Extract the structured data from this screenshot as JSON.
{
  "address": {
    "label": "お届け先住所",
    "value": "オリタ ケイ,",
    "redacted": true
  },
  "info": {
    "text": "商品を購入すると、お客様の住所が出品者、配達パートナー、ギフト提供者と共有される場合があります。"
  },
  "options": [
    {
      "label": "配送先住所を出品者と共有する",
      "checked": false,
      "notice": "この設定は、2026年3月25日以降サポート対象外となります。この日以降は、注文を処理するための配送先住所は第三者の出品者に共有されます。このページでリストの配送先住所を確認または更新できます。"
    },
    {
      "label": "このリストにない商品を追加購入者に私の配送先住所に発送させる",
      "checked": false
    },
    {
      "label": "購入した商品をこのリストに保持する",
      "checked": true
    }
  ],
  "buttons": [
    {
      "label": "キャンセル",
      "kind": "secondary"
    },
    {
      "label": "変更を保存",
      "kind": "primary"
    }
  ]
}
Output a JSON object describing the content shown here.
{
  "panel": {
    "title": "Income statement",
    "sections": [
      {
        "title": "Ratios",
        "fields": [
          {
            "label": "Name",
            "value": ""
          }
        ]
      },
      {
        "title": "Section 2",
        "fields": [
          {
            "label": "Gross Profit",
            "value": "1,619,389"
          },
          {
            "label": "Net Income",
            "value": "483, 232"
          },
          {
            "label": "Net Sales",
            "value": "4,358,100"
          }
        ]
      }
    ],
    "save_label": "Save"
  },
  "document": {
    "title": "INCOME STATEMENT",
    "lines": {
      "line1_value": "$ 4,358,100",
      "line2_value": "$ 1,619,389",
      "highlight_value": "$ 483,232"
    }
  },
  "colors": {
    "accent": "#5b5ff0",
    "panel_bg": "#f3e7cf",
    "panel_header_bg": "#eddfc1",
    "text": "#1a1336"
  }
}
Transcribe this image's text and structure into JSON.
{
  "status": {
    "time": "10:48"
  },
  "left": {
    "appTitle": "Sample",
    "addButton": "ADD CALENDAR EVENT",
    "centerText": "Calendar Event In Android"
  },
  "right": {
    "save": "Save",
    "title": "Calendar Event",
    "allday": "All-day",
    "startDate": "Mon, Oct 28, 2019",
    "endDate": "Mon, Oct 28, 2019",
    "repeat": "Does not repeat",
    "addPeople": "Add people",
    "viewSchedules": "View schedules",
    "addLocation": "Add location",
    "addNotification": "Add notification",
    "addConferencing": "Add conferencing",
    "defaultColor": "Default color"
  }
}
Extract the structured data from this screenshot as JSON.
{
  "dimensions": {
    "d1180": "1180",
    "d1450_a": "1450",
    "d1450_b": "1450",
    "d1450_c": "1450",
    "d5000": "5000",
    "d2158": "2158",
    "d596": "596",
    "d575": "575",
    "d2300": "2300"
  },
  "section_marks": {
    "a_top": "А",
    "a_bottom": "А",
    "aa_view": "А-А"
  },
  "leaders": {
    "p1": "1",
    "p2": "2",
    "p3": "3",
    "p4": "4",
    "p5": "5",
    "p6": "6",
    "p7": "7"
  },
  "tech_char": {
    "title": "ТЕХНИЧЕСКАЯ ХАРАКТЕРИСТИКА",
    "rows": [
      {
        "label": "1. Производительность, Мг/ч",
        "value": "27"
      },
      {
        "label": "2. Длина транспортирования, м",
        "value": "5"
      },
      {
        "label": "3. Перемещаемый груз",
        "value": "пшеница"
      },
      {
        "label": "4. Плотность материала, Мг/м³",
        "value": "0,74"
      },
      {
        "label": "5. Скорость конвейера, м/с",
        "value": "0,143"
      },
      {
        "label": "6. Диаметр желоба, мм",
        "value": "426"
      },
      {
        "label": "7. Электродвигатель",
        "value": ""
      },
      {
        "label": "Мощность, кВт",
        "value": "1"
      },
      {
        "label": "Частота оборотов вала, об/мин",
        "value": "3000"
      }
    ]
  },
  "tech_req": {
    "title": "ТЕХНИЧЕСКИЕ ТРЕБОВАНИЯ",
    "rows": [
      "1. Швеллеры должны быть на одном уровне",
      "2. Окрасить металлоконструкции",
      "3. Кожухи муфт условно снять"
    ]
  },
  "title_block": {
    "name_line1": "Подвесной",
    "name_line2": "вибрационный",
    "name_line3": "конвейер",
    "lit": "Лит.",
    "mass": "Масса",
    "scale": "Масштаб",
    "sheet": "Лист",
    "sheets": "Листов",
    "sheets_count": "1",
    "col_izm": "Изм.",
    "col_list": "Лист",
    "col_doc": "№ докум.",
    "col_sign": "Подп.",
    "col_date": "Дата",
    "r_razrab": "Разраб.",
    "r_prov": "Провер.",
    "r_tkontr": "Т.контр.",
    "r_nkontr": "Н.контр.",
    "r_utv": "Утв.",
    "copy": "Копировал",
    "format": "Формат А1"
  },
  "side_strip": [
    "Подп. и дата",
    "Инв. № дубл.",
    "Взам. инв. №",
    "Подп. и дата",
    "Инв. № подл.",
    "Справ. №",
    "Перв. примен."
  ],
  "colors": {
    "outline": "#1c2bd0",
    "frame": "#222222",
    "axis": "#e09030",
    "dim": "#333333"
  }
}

* * * * *

Write out the entries in full, exactly as given.

Extract the structured data from this screenshot as JSON.
{
  "address": {
    "label": "お届け先住所",
    "value": "オリタ ケイ,",
    "redacted": true
  },
  "info": {
    "text": "商品を購入すると、お客様の住所が出品者、配達パートナー、ギフト提供者と共有される場合があります。"
  },
  "options": [
    {
      "label": "配送先住所を出品者と共有する",
      "checked": false,
      "notice": "この設定は、2026年3月25日以降サポート対象外となります。この日以降は、注文を処理するための配送先住所は第三者の出品者に共有されます。このページでリストの配送先住所を確認または更新できます。"
    },
    {
      "label": "このリストにない商品を追加購入者に私の配送先住所に発送させる",
      "checked": false
    },
    {
      "label": "購入した商品をこのリストに保持する",
      "checked": true
    }
  ],
  "buttons": [
    {
      "label": "キャンセル",
      "kind": "secondary"
    },
    {
      "label": "変更を保存",
      "kind": "primary"
    }
  ]
}
Output a JSON object describing the content shown here.
{
  "panel": {
    "title": "Income statement",
    "sections": [
      {
        "title": "Ratios",
        "fields": [
          {
            "label": "Name",
            "value": ""
          }
        ]
      },
      {
        "title": "Section 2",
        "fields": [
          {
            "label": "Gross Profit",
            "value": "1,619,389"
          },
          {
            "label": "Net Income",
            "value": "483, 232"
          },
          {
            "label": "Net Sales",
            "value": "4,358,100"
          }
        ]
      }
    ],
    "save_label": "Save"
  },
  "document": {
    "title": "INCOME STATEMENT",
    "lines": {
      "line1_value": "$ 4,358,100",
      "line2_value": "$ 1,619,389",
      "highlight_value": "$ 483,232"
    }
  },
  "colors": {
    "accent": "#5b5ff0",
    "panel_bg": "#f3e7cf",
    "panel_header_bg": "#eddfc1",
    "text": "#1a1336"
  }
}
Transcribe this image's text and structure into JSON.
{
  "status": {
    "time": "10:48"
  },
  "left": {
    "appTitle": "Sample",
    "addButton": "ADD CALENDAR EVENT",
    "centerText": "Calendar Event In Android"
  },
  "right": {
    "save": "Save",
    "title": "Calendar Event",
    "allday": "All-day",
    "startDate": "Mon, Oct 28, 2019",
    "endDate": "Mon, Oct 28, 2019",
    "repeat": "Does not repeat",
    "addPeople": "Add people",
    "viewSchedules": "View schedules",
    "addLocation": "Add location",
    "addNotification": "Add notification",
    "addConferencing": "Add conferencing",
    "defaultColor": "Default color"
  }
}
Extract the structured data from this screenshot as JSON.
{
  "dimensions": {
    "d1180": "1180",
    "d1450_a": "1450",
    "d1450_b": "1450",
    "d1450_c": "1450",
    "d5000": "5000",
    "d2158": "2158",
    "d596": "596",
    "d575": "575",
    "d2300": "2300"
  },
  "section_marks": {
    "a_top": "А",
    "a_bottom": "А",
    "aa_view": "А-А"
  },
  "leaders": {
    "p1": "1",
    "p2": "2",
    "p3": "3",
    "p4": "4",
    "p5": "5",
    "p6": "6",
    "p7": "7"
  },
  "tech_char": {
    "title": "ТЕХНИЧЕСКАЯ ХАРАКТЕРИСТИКА",
    "rows": [
      {
        "label": "1. Производительность, Мг/ч",
        "value": "27"
      },
      {
        "label": "2. Длина транспортирования, м",
        "value": "5"
      },
      {
        "label": "3. Перемещаемый груз",
        "value": "пшеница"
      },
      {
        "label": "4. Плотность материала, Мг/м³",
        "value": "0,74"
      },
      {
        "label": "5. Скорость конвейера, м/с",
        "value": "0,143"
      },
      {
        "label": "6. Диаметр желоба, мм",
        "value": "426"
      },
      {
        "label": "7. Электродвигатель",
        "value": ""
      },
      {
        "label": "Мощность, кВт",
        "value": "1"
      },
      {
        "label": "Частота оборотов вала, об/мин",
        "value": "3000"
      }
    ]
  },
  "tech_req": {
    "title": "ТЕХНИЧЕСКИЕ ТРЕБОВАНИЯ",
    "rows": [
      "1. Швеллеры должны быть на одном уровне",
      "2. Окрасить металлоконструкции",
      "3. Кожухи муфт условно снять"
    ]
  },
  "title_block": {
    "name_line1": "Подвесной",
    "name_line2": "вибрационный",
    "name_line3": "конвейер",
    "lit": "Лит.",
    "mass": "Масса",
    "scale": "Масштаб",
    "sheet": "Лист",
    "sheets": "Листов",
    "sheets_count": "1",
    "col_izm": "Изм.",
    "col_list": "Лист",
    "col_doc": "№ докум.",
    "col_sign": "Подп.",
    "col_date": "Дата",
    "r_razrab": "Разраб.",
    "r_prov": "Провер.",
    "r_tkontr": "Т.контр.",
    "r_nkontr": "Н.контр.",
    "r_utv": "Утв.",
    "copy": "Копировал",
    "format": "Формат А1"
  },
  "side_strip": [
    "Подп. и дата",
    "Инв. № дубл.",
    "Взам. инв. №",
    "Подп. и дата",
    "Инв. № подл.",
    "Справ. №",
    "Перв. примен."
  ],
  "colors": {
    "outline": "#1c2bd0",
    "frame": "#222222",
    "axis": "#e09030",
    "dim": "#333333"
  }
}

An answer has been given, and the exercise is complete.